— begin —

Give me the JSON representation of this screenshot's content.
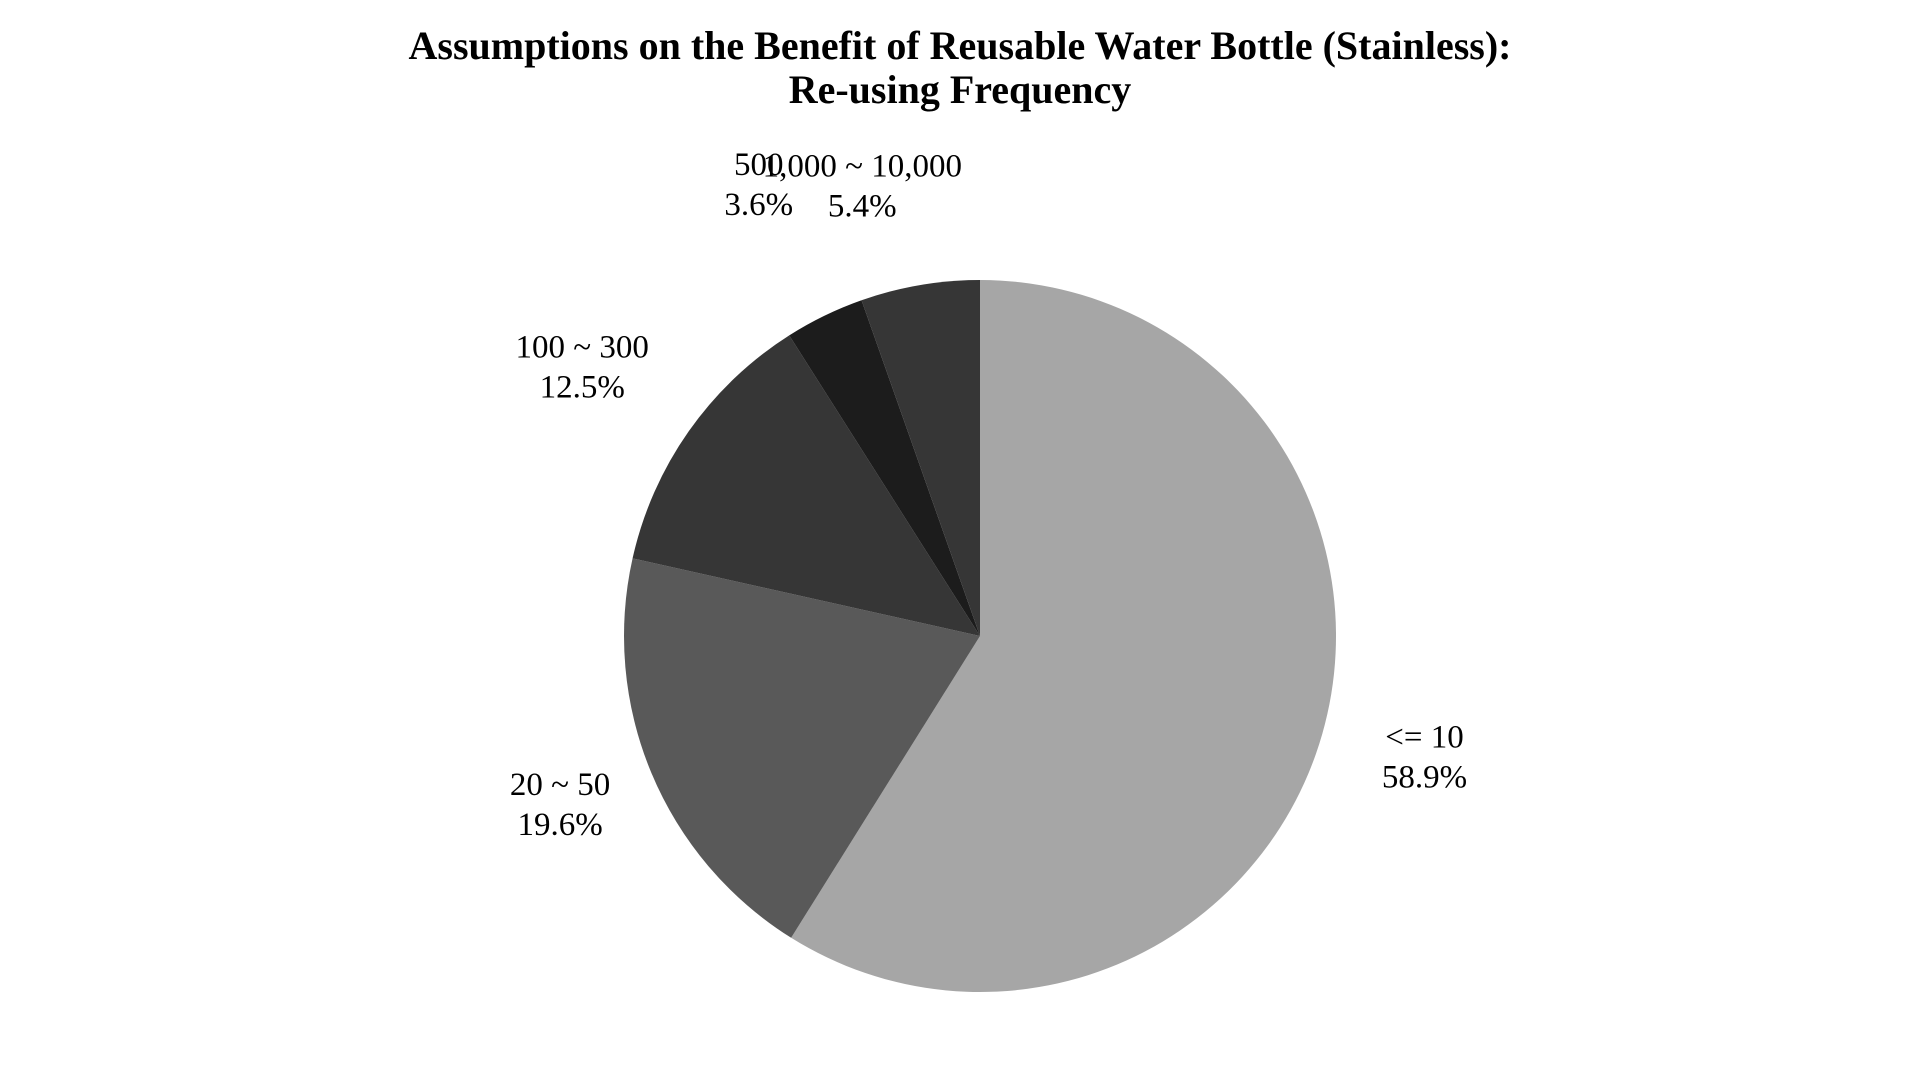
{
  "chart_data": {
    "type": "pie",
    "title": "Assumptions on the Benefit of Reusable Water Bottle (Stainless):",
    "subtitle": "Re-using Frequency",
    "categories": [
      "<= 10",
      "20 ~ 50",
      "100 ~ 300",
      "500",
      "1,000 ~ 10,000"
    ],
    "values": [
      58.9,
      19.6,
      12.5,
      3.6,
      5.4
    ],
    "value_labels": [
      "58.9%",
      "19.6%",
      "12.5%",
      "3.6%",
      "5.4%"
    ],
    "colors": [
      "#a6a6a6",
      "#595959",
      "#363636",
      "#1c1c1c",
      "#363636"
    ],
    "start": "12 o'clock",
    "direction": "clockwise",
    "legend": "none",
    "labels_position": "outside"
  }
}
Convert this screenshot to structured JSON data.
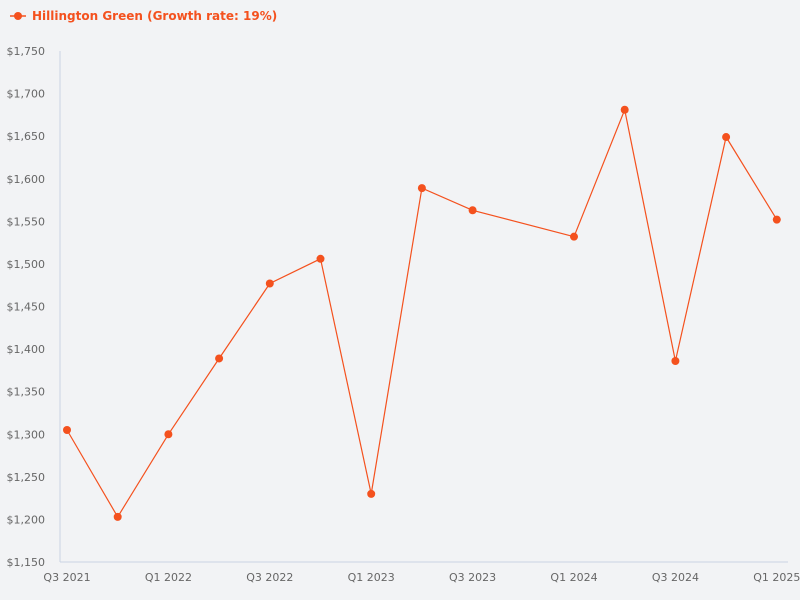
{
  "legend": {
    "label": "Hillington Green (Growth rate: 19%)",
    "color": "#f4511e"
  },
  "chart_data": {
    "type": "line",
    "title": "",
    "xlabel": "",
    "ylabel": "",
    "ylim": [
      1150,
      1750
    ],
    "grid": false,
    "legend_position": "top-left",
    "y_ticks": [
      "$1,150",
      "$1,200",
      "$1,250",
      "$1,300",
      "$1,350",
      "$1,400",
      "$1,450",
      "$1,500",
      "$1,550",
      "$1,600",
      "$1,650",
      "$1,700",
      "$1,750"
    ],
    "x_tick_labels": [
      "Q3 2021",
      "Q1 2022",
      "Q3 2022",
      "Q1 2023",
      "Q3 2023",
      "Q1 2024",
      "Q3 2024",
      "Q1 2025"
    ],
    "series": [
      {
        "name": "Hillington Green (Growth rate: 19%)",
        "color": "#f4511e",
        "points": [
          {
            "x": "Q3 2021",
            "i": 0,
            "y": 1305
          },
          {
            "x": "Q4 2021",
            "i": 1,
            "y": 1203
          },
          {
            "x": "Q1 2022",
            "i": 2,
            "y": 1300
          },
          {
            "x": "Q2 2022",
            "i": 3,
            "y": 1389
          },
          {
            "x": "Q3 2022",
            "i": 4,
            "y": 1477
          },
          {
            "x": "Q4 2022",
            "i": 5,
            "y": 1506
          },
          {
            "x": "Q1 2023",
            "i": 6,
            "y": 1230
          },
          {
            "x": "Q2 2023",
            "i": 7,
            "y": 1589
          },
          {
            "x": "Q3 2023",
            "i": 8,
            "y": 1563
          },
          {
            "x": "Q1 2024",
            "i": 10,
            "y": 1532
          },
          {
            "x": "Q2 2024",
            "i": 11,
            "y": 1681
          },
          {
            "x": "Q3 2024",
            "i": 12,
            "y": 1386
          },
          {
            "x": "Q4 2024",
            "i": 13,
            "y": 1649
          },
          {
            "x": "Q1 2025",
            "i": 14,
            "y": 1552
          }
        ]
      }
    ]
  }
}
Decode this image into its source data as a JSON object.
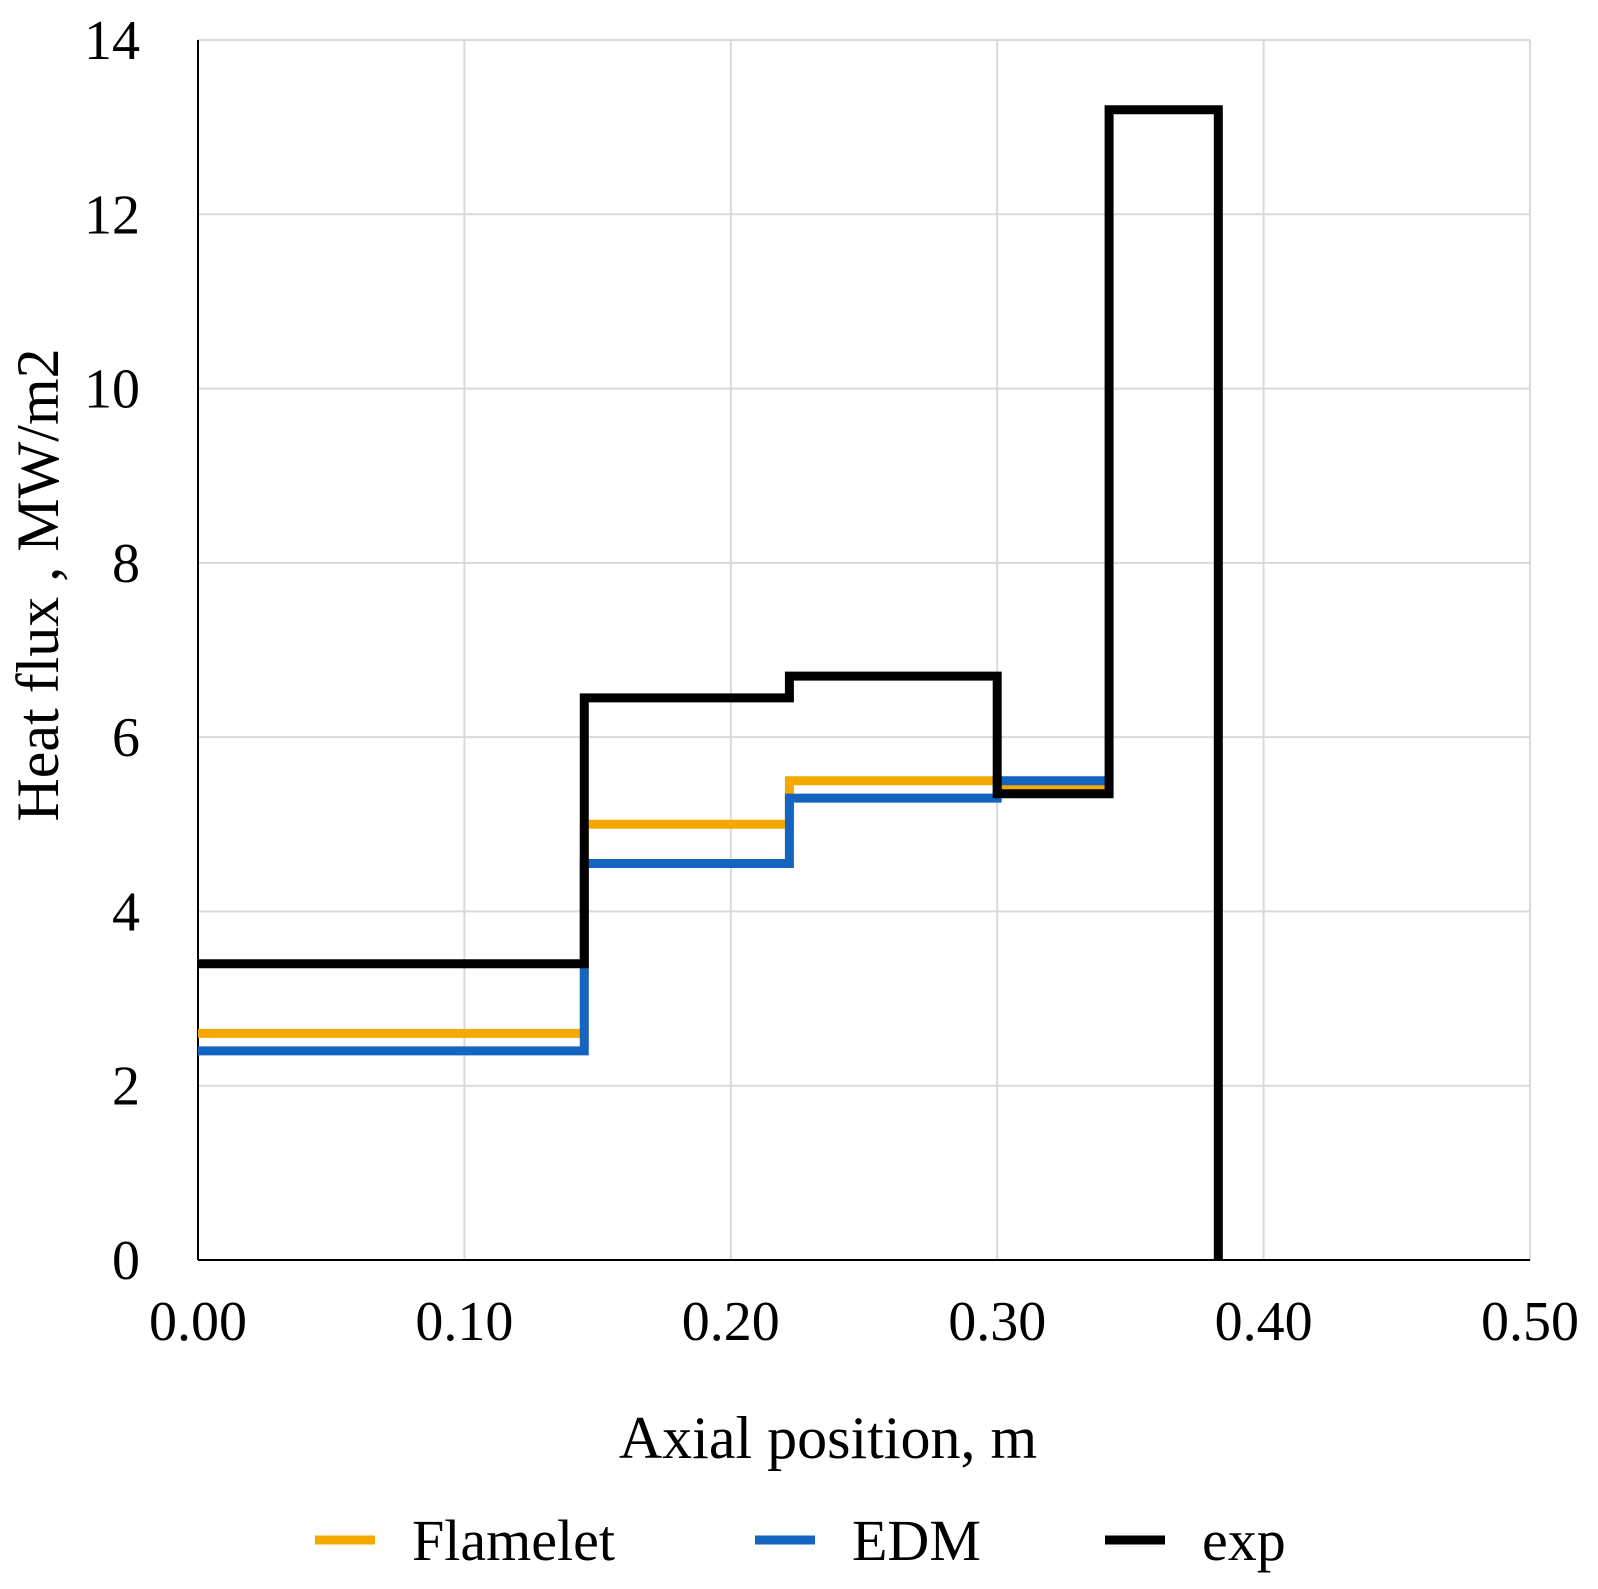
{
  "chart_data": {
    "type": "line",
    "step": true,
    "title": "",
    "xlabel": "Axial position, m",
    "ylabel": "Heat flux , MW/m2",
    "xlim": [
      0,
      0.5
    ],
    "ylim": [
      0,
      14
    ],
    "x_ticks": [
      "0.00",
      "0.10",
      "0.20",
      "0.30",
      "0.40",
      "0.50"
    ],
    "y_ticks": [
      "0",
      "2",
      "4",
      "6",
      "8",
      "10",
      "12",
      "14"
    ],
    "grid": true,
    "legend_position": "bottom",
    "series": [
      {
        "name": "Flamelet",
        "color": "#F5A800",
        "x": [
          0.0,
          0.145,
          0.145,
          0.222,
          0.222,
          0.3,
          0.3,
          0.342
        ],
        "y": [
          2.6,
          2.6,
          5.0,
          5.0,
          5.5,
          5.5,
          5.45,
          5.45
        ]
      },
      {
        "name": "EDM",
        "color": "#1565C0",
        "x": [
          0.0,
          0.145,
          0.145,
          0.222,
          0.222,
          0.3,
          0.3,
          0.342
        ],
        "y": [
          2.4,
          2.4,
          4.55,
          4.55,
          5.3,
          5.3,
          5.5,
          5.5
        ]
      },
      {
        "name": "exp",
        "color": "#000000",
        "x": [
          0.0,
          0.145,
          0.145,
          0.222,
          0.222,
          0.3,
          0.3,
          0.342,
          0.342,
          0.383,
          0.383
        ],
        "y": [
          3.4,
          3.4,
          6.45,
          6.45,
          6.7,
          6.7,
          5.35,
          5.35,
          13.2,
          13.2,
          0.0
        ]
      }
    ]
  }
}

— end —

§ Task statement
Copy out the records above in full, exactly as written, but not the pictures.

§ Task output
Give me the JSON representation of this screenshot's content.
{
  "chart_data": {
    "type": "pie",
    "title": "Assumptions on the Benefit of Reusable Water Bottle (Stainless):",
    "subtitle": "Re-using Frequency",
    "categories": [
      "<= 10",
      "20 ~ 50",
      "100 ~ 300",
      "500",
      "1,000 ~ 10,000"
    ],
    "values": [
      58.9,
      19.6,
      12.5,
      3.6,
      5.4
    ],
    "value_labels": [
      "58.9%",
      "19.6%",
      "12.5%",
      "3.6%",
      "5.4%"
    ],
    "colors": [
      "#a6a6a6",
      "#595959",
      "#363636",
      "#1c1c1c",
      "#363636"
    ],
    "start": "12 o'clock",
    "direction": "clockwise",
    "legend": "none",
    "labels_position": "outside"
  }
}
Convert this screenshot to structured JSON data.
{
  "legend": {
    "label": "Hillington Green (Growth rate: 19%)",
    "color": "#f4511e"
  },
  "chart_data": {
    "type": "line",
    "title": "",
    "xlabel": "",
    "ylabel": "",
    "ylim": [
      1150,
      1750
    ],
    "grid": false,
    "legend_position": "top-left",
    "y_ticks": [
      "$1,150",
      "$1,200",
      "$1,250",
      "$1,300",
      "$1,350",
      "$1,400",
      "$1,450",
      "$1,500",
      "$1,550",
      "$1,600",
      "$1,650",
      "$1,700",
      "$1,750"
    ],
    "x_tick_labels": [
      "Q3 2021",
      "Q1 2022",
      "Q3 2022",
      "Q1 2023",
      "Q3 2023",
      "Q1 2024",
      "Q3 2024",
      "Q1 2025"
    ],
    "series": [
      {
        "name": "Hillington Green (Growth rate: 19%)",
        "color": "#f4511e",
        "points": [
          {
            "x": "Q3 2021",
            "i": 0,
            "y": 1305
          },
          {
            "x": "Q4 2021",
            "i": 1,
            "y": 1203
          },
          {
            "x": "Q1 2022",
            "i": 2,
            "y": 1300
          },
          {
            "x": "Q2 2022",
            "i": 3,
            "y": 1389
          },
          {
            "x": "Q3 2022",
            "i": 4,
            "y": 1477
          },
          {
            "x": "Q4 2022",
            "i": 5,
            "y": 1506
          },
          {
            "x": "Q1 2023",
            "i": 6,
            "y": 1230
          },
          {
            "x": "Q2 2023",
            "i": 7,
            "y": 1589
          },
          {
            "x": "Q3 2023",
            "i": 8,
            "y": 1563
          },
          {
            "x": "Q1 2024",
            "i": 10,
            "y": 1532
          },
          {
            "x": "Q2 2024",
            "i": 11,
            "y": 1681
          },
          {
            "x": "Q3 2024",
            "i": 12,
            "y": 1386
          },
          {
            "x": "Q4 2024",
            "i": 13,
            "y": 1649
          },
          {
            "x": "Q1 2025",
            "i": 14,
            "y": 1552
          }
        ]
      }
    ]
  }
}
Decode this image into its source data as a JSON object.
{
  "chart_data": {
    "type": "line",
    "step": true,
    "title": "",
    "xlabel": "Axial position, m",
    "ylabel": "Heat flux , MW/m2",
    "xlim": [
      0,
      0.5
    ],
    "ylim": [
      0,
      14
    ],
    "x_ticks": [
      "0.00",
      "0.10",
      "0.20",
      "0.30",
      "0.40",
      "0.50"
    ],
    "y_ticks": [
      "0",
      "2",
      "4",
      "6",
      "8",
      "10",
      "12",
      "14"
    ],
    "grid": true,
    "legend_position": "bottom",
    "series": [
      {
        "name": "Flamelet",
        "color": "#F5A800",
        "x": [
          0.0,
          0.145,
          0.145,
          0.222,
          0.222,
          0.3,
          0.3,
          0.342
        ],
        "y": [
          2.6,
          2.6,
          5.0,
          5.0,
          5.5,
          5.5,
          5.45,
          5.45
        ]
      },
      {
        "name": "EDM",
        "color": "#1565C0",
        "x": [
          0.0,
          0.145,
          0.145,
          0.222,
          0.222,
          0.3,
          0.3,
          0.342
        ],
        "y": [
          2.4,
          2.4,
          4.55,
          4.55,
          5.3,
          5.3,
          5.5,
          5.5
        ]
      },
      {
        "name": "exp",
        "color": "#000000",
        "x": [
          0.0,
          0.145,
          0.145,
          0.222,
          0.222,
          0.3,
          0.3,
          0.342,
          0.342,
          0.383,
          0.383
        ],
        "y": [
          3.4,
          3.4,
          6.45,
          6.45,
          6.7,
          6.7,
          5.35,
          5.35,
          13.2,
          13.2,
          0.0
        ]
      }
    ]
  }
}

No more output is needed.